SHORT TASK: Give the data below again exactly as it stands. Omit the pictures.

■ ■ ■

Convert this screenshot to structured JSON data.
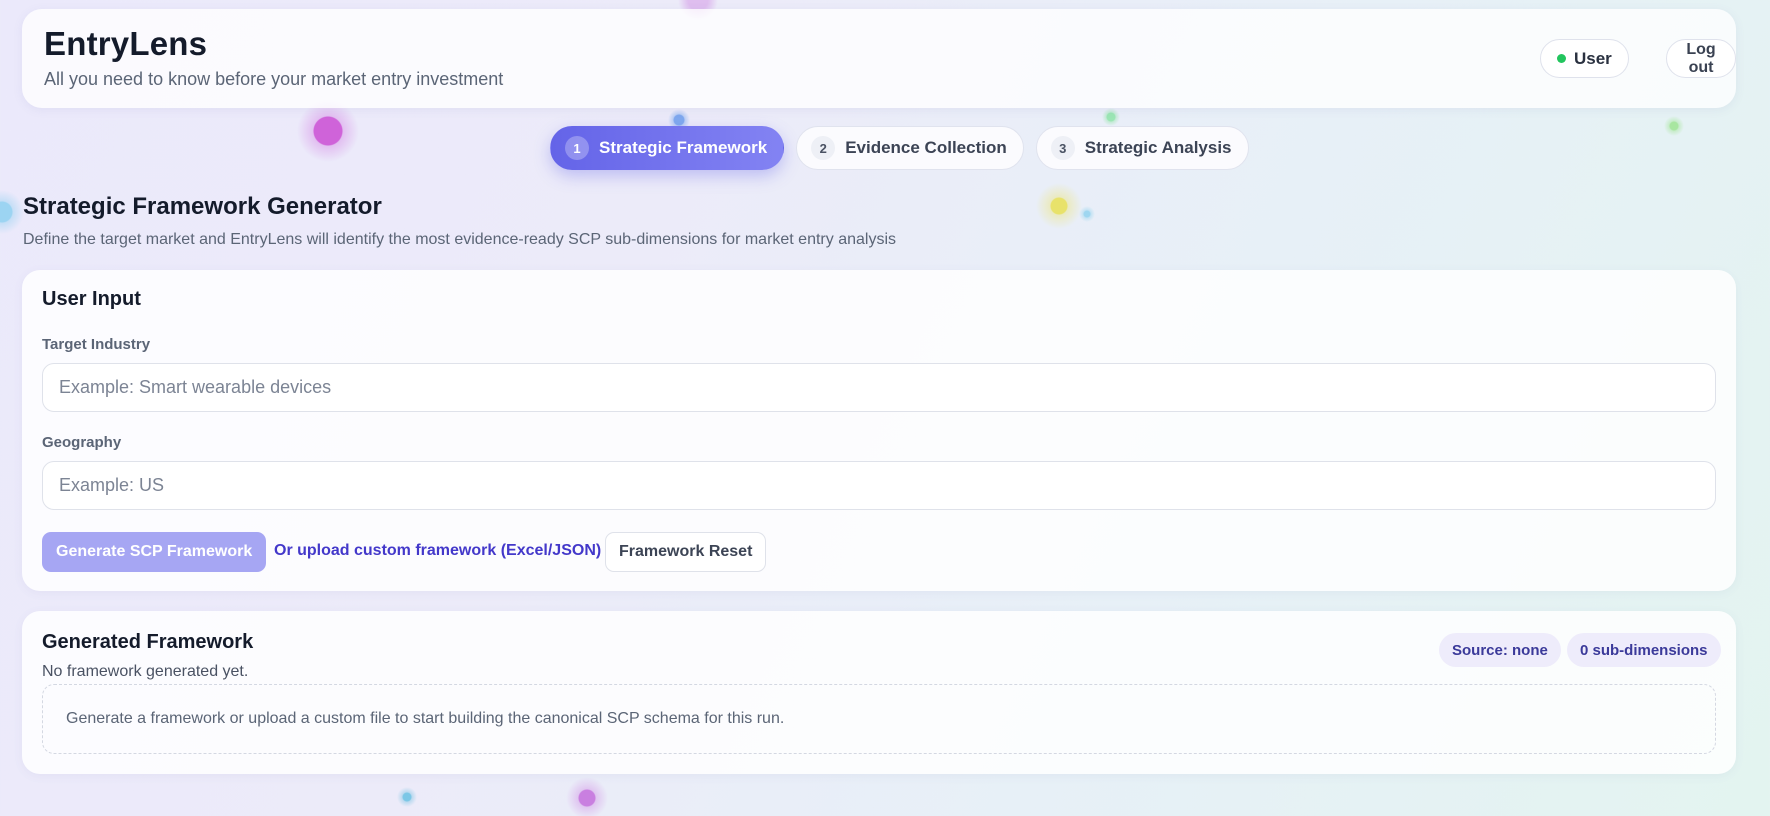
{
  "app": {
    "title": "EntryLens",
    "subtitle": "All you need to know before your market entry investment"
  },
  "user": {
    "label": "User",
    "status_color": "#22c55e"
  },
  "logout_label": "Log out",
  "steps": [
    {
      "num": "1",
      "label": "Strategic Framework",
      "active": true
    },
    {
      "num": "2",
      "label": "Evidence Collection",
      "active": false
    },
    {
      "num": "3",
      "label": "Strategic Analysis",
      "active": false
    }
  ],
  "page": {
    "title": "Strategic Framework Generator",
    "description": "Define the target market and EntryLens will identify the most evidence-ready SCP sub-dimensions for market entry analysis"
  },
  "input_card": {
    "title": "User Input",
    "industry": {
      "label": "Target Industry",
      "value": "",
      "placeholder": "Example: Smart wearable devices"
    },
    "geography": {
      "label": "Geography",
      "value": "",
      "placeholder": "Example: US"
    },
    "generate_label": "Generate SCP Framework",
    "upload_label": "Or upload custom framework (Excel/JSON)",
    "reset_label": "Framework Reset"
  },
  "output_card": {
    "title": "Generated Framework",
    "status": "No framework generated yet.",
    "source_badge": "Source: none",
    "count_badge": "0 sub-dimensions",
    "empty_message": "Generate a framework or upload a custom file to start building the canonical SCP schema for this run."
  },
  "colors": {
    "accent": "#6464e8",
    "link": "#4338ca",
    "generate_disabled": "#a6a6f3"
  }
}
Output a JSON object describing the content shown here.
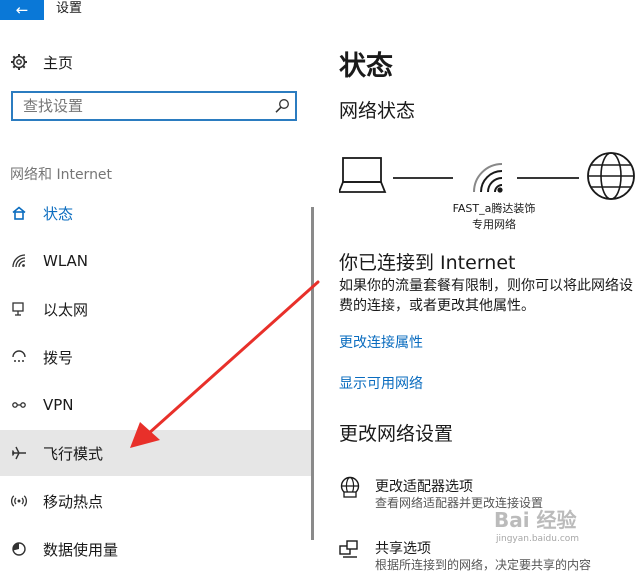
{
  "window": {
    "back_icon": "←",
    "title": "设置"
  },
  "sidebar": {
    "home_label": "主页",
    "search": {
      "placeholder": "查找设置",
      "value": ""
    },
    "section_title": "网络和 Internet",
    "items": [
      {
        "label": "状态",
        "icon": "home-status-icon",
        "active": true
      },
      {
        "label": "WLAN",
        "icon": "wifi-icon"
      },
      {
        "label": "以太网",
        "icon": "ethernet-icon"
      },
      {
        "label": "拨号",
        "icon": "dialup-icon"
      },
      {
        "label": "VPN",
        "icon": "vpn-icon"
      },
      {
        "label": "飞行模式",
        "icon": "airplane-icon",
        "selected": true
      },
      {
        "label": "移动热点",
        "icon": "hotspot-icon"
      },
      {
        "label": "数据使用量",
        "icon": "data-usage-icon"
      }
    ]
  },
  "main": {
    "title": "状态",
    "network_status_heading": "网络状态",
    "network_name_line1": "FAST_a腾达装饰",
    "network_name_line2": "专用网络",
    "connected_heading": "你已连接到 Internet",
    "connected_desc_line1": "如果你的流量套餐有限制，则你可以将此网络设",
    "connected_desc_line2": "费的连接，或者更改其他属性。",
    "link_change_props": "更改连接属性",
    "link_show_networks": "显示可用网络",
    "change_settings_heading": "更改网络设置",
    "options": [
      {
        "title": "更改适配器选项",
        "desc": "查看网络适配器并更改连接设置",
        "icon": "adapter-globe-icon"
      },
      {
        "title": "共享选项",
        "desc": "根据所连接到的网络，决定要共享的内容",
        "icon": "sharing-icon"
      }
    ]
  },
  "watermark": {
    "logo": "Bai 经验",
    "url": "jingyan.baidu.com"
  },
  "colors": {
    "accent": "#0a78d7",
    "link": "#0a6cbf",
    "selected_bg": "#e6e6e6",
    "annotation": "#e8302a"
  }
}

■ ■ ■

TASK RESPONSE:
Convert this screenshot to structured JSON data.
{
  "app": {
    "title": "EntryLens",
    "subtitle": "All you need to know before your market entry investment"
  },
  "user": {
    "label": "User",
    "status_color": "#22c55e"
  },
  "logout_label": "Log out",
  "steps": [
    {
      "num": "1",
      "label": "Strategic Framework",
      "active": true
    },
    {
      "num": "2",
      "label": "Evidence Collection",
      "active": false
    },
    {
      "num": "3",
      "label": "Strategic Analysis",
      "active": false
    }
  ],
  "page": {
    "title": "Strategic Framework Generator",
    "description": "Define the target market and EntryLens will identify the most evidence-ready SCP sub-dimensions for market entry analysis"
  },
  "input_card": {
    "title": "User Input",
    "industry": {
      "label": "Target Industry",
      "value": "",
      "placeholder": "Example: Smart wearable devices"
    },
    "geography": {
      "label": "Geography",
      "value": "",
      "placeholder": "Example: US"
    },
    "generate_label": "Generate SCP Framework",
    "upload_label": "Or upload custom framework (Excel/JSON)",
    "reset_label": "Framework Reset"
  },
  "output_card": {
    "title": "Generated Framework",
    "status": "No framework generated yet.",
    "source_badge": "Source: none",
    "count_badge": "0 sub-dimensions",
    "empty_message": "Generate a framework or upload a custom file to start building the canonical SCP schema for this run."
  },
  "colors": {
    "accent": "#6464e8",
    "link": "#4338ca",
    "generate_disabled": "#a6a6f3"
  }
}
Output a JSON object describing the content shown here.
{
  "window": {
    "back_icon": "←",
    "title": "设置"
  },
  "sidebar": {
    "home_label": "主页",
    "search": {
      "placeholder": "查找设置",
      "value": ""
    },
    "section_title": "网络和 Internet",
    "items": [
      {
        "label": "状态",
        "icon": "home-status-icon",
        "active": true
      },
      {
        "label": "WLAN",
        "icon": "wifi-icon"
      },
      {
        "label": "以太网",
        "icon": "ethernet-icon"
      },
      {
        "label": "拨号",
        "icon": "dialup-icon"
      },
      {
        "label": "VPN",
        "icon": "vpn-icon"
      },
      {
        "label": "飞行模式",
        "icon": "airplane-icon",
        "selected": true
      },
      {
        "label": "移动热点",
        "icon": "hotspot-icon"
      },
      {
        "label": "数据使用量",
        "icon": "data-usage-icon"
      }
    ]
  },
  "main": {
    "title": "状态",
    "network_status_heading": "网络状态",
    "network_name_line1": "FAST_a腾达装饰",
    "network_name_line2": "专用网络",
    "connected_heading": "你已连接到 Internet",
    "connected_desc_line1": "如果你的流量套餐有限制，则你可以将此网络设",
    "connected_desc_line2": "费的连接，或者更改其他属性。",
    "link_change_props": "更改连接属性",
    "link_show_networks": "显示可用网络",
    "change_settings_heading": "更改网络设置",
    "options": [
      {
        "title": "更改适配器选项",
        "desc": "查看网络适配器并更改连接设置",
        "icon": "adapter-globe-icon"
      },
      {
        "title": "共享选项",
        "desc": "根据所连接到的网络，决定要共享的内容",
        "icon": "sharing-icon"
      }
    ]
  },
  "watermark": {
    "logo": "Bai 经验",
    "url": "jingyan.baidu.com"
  },
  "colors": {
    "accent": "#0a78d7",
    "link": "#0a6cbf",
    "selected_bg": "#e6e6e6",
    "annotation": "#e8302a"
  }
}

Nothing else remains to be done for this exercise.